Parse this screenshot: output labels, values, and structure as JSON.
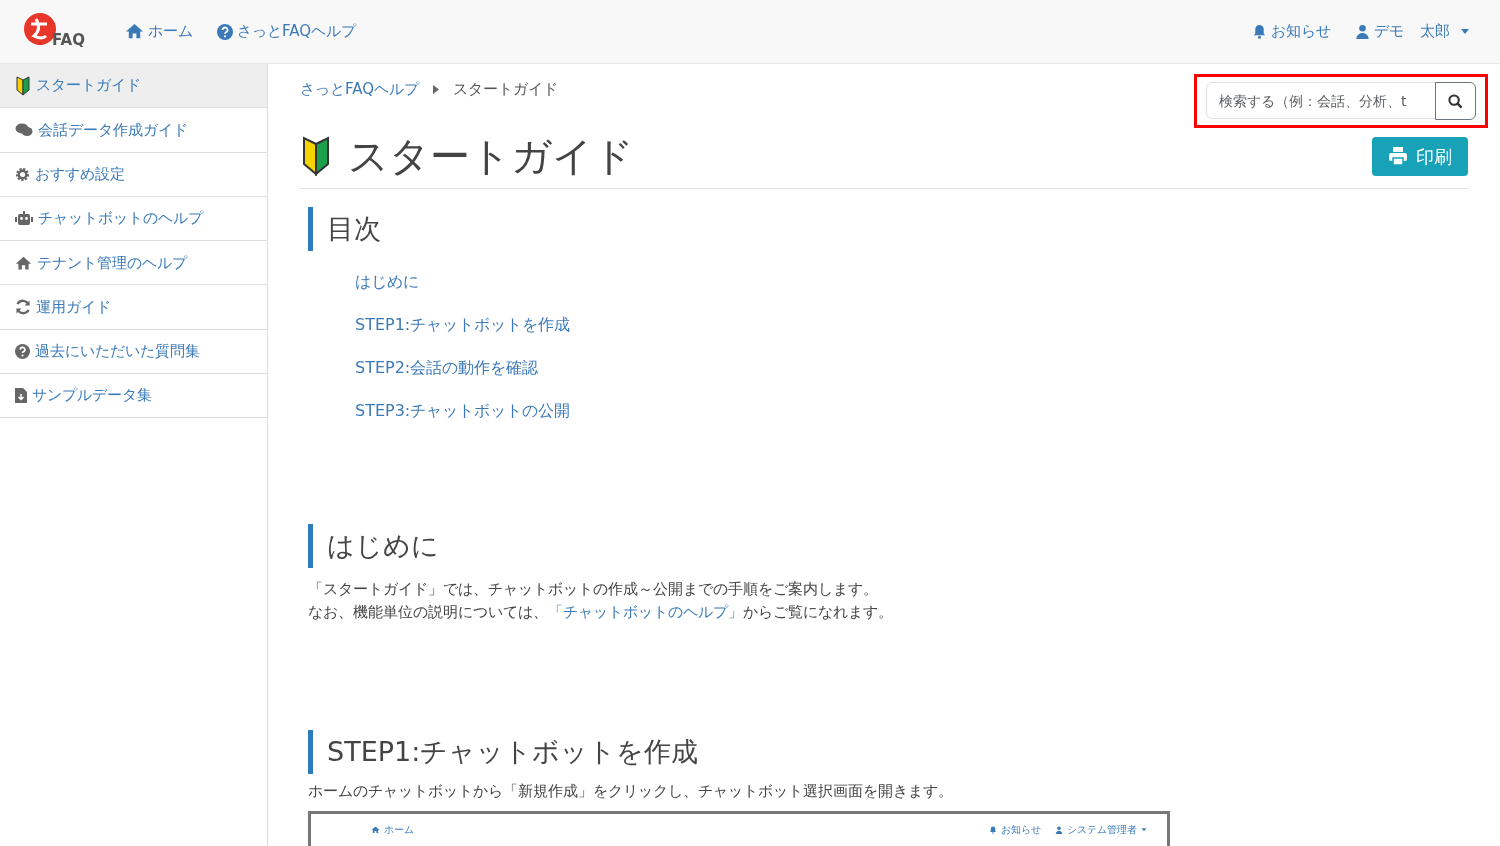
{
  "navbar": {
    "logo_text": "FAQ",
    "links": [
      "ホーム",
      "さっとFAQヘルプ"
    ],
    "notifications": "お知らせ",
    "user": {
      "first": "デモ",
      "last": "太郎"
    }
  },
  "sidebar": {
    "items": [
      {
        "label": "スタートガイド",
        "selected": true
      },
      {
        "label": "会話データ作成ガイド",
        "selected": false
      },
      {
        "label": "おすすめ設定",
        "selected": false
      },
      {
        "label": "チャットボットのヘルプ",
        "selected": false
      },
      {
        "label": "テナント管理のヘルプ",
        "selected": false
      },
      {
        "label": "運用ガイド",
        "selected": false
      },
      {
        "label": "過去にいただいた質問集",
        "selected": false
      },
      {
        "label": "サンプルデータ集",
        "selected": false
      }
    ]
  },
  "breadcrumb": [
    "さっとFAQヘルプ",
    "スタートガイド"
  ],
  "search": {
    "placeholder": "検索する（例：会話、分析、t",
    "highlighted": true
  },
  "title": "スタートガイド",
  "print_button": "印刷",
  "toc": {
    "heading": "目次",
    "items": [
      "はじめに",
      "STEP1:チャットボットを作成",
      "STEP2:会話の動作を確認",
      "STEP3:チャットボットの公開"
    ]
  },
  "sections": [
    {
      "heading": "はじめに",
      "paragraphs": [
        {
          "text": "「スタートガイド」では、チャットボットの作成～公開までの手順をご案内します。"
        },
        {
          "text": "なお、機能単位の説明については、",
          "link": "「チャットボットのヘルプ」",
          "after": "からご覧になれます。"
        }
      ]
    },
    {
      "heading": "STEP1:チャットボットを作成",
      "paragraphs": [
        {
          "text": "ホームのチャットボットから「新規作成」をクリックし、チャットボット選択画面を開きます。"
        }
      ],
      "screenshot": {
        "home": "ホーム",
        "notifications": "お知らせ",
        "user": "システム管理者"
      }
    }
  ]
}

_ _ _ _ _

Output a faithful copy of the data, with each picture left out.

Problem solution ▸
Parse this screenshot: output labels, values, and structure as JSON.
{
  "navbar": {
    "logo_text": "FAQ",
    "links": [
      "ホーム",
      "さっとFAQヘルプ"
    ],
    "notifications": "お知らせ",
    "user": {
      "first": "デモ",
      "last": "太郎"
    }
  },
  "sidebar": {
    "items": [
      {
        "label": "スタートガイド",
        "selected": true
      },
      {
        "label": "会話データ作成ガイド",
        "selected": false
      },
      {
        "label": "おすすめ設定",
        "selected": false
      },
      {
        "label": "チャットボットのヘルプ",
        "selected": false
      },
      {
        "label": "テナント管理のヘルプ",
        "selected": false
      },
      {
        "label": "運用ガイド",
        "selected": false
      },
      {
        "label": "過去にいただいた質問集",
        "selected": false
      },
      {
        "label": "サンプルデータ集",
        "selected": false
      }
    ]
  },
  "breadcrumb": [
    "さっとFAQヘルプ",
    "スタートガイド"
  ],
  "search": {
    "placeholder": "検索する（例：会話、分析、t",
    "highlighted": true
  },
  "title": "スタートガイド",
  "print_button": "印刷",
  "toc": {
    "heading": "目次",
    "items": [
      "はじめに",
      "STEP1:チャットボットを作成",
      "STEP2:会話の動作を確認",
      "STEP3:チャットボットの公開"
    ]
  },
  "sections": [
    {
      "heading": "はじめに",
      "paragraphs": [
        {
          "text": "「スタートガイド」では、チャットボットの作成～公開までの手順をご案内します。"
        },
        {
          "text": "なお、機能単位の説明については、",
          "link": "「チャットボットのヘルプ」",
          "after": "からご覧になれます。"
        }
      ]
    },
    {
      "heading": "STEP1:チャットボットを作成",
      "paragraphs": [
        {
          "text": "ホームのチャットボットから「新規作成」をクリックし、チャットボット選択画面を開きます。"
        }
      ],
      "screenshot": {
        "home": "ホーム",
        "notifications": "お知らせ",
        "user": "システム管理者"
      }
    }
  ]
}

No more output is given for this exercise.